_Exercise brief_
Decide whether each statement below agrees with the red snapper abstract, answering yes or no and quoting the exact words of the abstract that settle it. (a) The commercial fleet's catch rose sharply in the 1960s along with its size and efficiency. (b) Most assessments of red snapper in the U.S. Gulf of Mexico have used data collected since the 1980s. (c) The model presented in the paper draws on information going back to the start of the fishery.
Text Block Start
Red Snapper: Ecology and Fisheries in the U.S. Gulf of Mexico

An Assessment of the Red Snapper Fishery in the U.S. Gulf of Mexico Using a Spatially-Explicit Age-Structed Model

Clay E. Porch

doi: https://doi.org/10.47886/9781888569971.ch24

Abstract.—Red snapper Lutjanus campechanus have been fished in the Gulf of Mexico since before the Civil War. The size and efficiency of the commercial fleet increased greatly during the 1960s, but without a corresponding increase in catch, suggesting that red snapper populations throughout the Gulf of Mexico were by that time fully-exploited and perhaps even overfished. Nevertheless, most assessments of red snapper in the U.S. Gulf of Mexico have been based on data collected since the 1980s owing to a combination of gaps in the catch data and limitations of the models employed. The lack of contrast in the more recent data makes it difficult to develop meaningful estimates of stock status, particularly in relation to abundance-based reference points such as the equilibrium spawning biomass at maximum sustainable yield. This paper presents a flexible age-structured model that includes information dating back to the inception of the fishery. The results suggest that the populations of red snapper in the U.S. Gulf of Mexico are well below the levels corresponding to a spawning potential ratio of 30%. They also suggest the stock will not to recover to that level in the foreseeable future without substantial reductions in both the catch of adults by the directed fleets and the bycatch of juveniles by the offshore shrimp fishery.
Text Block End
Exercise data Block Start
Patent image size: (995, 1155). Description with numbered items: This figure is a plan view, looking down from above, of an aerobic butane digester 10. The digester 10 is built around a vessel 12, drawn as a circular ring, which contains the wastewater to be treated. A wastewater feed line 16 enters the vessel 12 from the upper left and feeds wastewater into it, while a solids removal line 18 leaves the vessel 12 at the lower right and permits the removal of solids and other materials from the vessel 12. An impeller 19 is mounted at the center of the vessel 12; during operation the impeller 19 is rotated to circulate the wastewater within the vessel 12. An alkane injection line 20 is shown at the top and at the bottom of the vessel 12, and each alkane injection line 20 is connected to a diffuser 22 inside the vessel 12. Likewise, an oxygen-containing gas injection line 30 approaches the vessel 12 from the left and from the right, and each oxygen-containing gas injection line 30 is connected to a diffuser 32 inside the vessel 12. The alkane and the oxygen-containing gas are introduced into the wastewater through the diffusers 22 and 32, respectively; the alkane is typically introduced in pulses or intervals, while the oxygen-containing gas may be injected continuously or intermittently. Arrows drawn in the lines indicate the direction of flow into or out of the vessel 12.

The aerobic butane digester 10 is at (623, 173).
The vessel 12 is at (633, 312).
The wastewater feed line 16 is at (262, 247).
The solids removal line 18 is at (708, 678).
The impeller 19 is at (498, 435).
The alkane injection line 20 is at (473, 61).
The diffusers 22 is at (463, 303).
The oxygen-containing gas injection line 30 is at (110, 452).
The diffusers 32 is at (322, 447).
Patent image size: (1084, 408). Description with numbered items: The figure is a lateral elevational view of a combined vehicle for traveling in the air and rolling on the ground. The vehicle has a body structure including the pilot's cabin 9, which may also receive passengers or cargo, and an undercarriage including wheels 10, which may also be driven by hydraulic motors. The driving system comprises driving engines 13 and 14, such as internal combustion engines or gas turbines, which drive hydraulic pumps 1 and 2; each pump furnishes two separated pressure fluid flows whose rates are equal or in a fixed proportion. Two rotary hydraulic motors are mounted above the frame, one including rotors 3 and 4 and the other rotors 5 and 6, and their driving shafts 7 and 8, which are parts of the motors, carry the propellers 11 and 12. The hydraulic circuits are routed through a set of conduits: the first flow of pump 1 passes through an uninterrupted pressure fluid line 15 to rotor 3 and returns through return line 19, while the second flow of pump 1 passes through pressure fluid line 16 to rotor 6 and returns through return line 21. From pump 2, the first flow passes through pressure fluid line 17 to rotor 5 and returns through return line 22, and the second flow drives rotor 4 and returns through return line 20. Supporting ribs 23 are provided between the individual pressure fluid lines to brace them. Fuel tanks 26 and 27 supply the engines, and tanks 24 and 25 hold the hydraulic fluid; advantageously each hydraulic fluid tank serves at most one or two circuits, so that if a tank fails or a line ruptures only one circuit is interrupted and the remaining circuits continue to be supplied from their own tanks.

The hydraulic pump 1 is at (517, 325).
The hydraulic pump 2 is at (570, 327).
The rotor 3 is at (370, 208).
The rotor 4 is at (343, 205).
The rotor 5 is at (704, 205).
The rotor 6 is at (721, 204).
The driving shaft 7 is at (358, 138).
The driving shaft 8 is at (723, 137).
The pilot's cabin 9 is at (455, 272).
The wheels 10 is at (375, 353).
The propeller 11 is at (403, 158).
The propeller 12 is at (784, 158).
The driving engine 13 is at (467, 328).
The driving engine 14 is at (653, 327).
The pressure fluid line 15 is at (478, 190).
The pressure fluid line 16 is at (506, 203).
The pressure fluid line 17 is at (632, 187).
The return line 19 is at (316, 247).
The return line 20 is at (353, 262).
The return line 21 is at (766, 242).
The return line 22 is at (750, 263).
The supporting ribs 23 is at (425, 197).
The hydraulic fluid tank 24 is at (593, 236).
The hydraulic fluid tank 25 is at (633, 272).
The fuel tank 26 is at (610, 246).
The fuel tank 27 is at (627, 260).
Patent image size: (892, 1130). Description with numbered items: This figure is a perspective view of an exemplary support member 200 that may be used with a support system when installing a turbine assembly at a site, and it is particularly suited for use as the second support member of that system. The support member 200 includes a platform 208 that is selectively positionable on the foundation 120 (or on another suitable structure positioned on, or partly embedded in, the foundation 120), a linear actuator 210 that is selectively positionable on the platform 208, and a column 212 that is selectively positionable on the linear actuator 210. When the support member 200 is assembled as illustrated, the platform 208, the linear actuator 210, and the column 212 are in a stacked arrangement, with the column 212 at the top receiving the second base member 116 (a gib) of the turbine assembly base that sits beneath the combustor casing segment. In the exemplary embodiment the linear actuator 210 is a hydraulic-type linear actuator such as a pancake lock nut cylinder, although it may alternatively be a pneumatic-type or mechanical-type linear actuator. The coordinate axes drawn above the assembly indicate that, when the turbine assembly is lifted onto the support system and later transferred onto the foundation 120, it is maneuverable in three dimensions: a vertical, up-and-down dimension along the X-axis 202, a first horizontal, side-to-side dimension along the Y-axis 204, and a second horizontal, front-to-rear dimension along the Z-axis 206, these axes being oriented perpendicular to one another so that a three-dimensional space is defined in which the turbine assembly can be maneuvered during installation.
Exercise data Block End
_Result of the exercise_
(a) No: "The size and efficiency of the commercial fleet increased greatly during the 1960s, but without a corresponding increase in catch"
(b) Yes: "most assessments of red snapper in the U.S. Gulf of Mexico have been based on data collected since the 1980s"
(c) Yes: "includes information dating back to the inception of the fishery"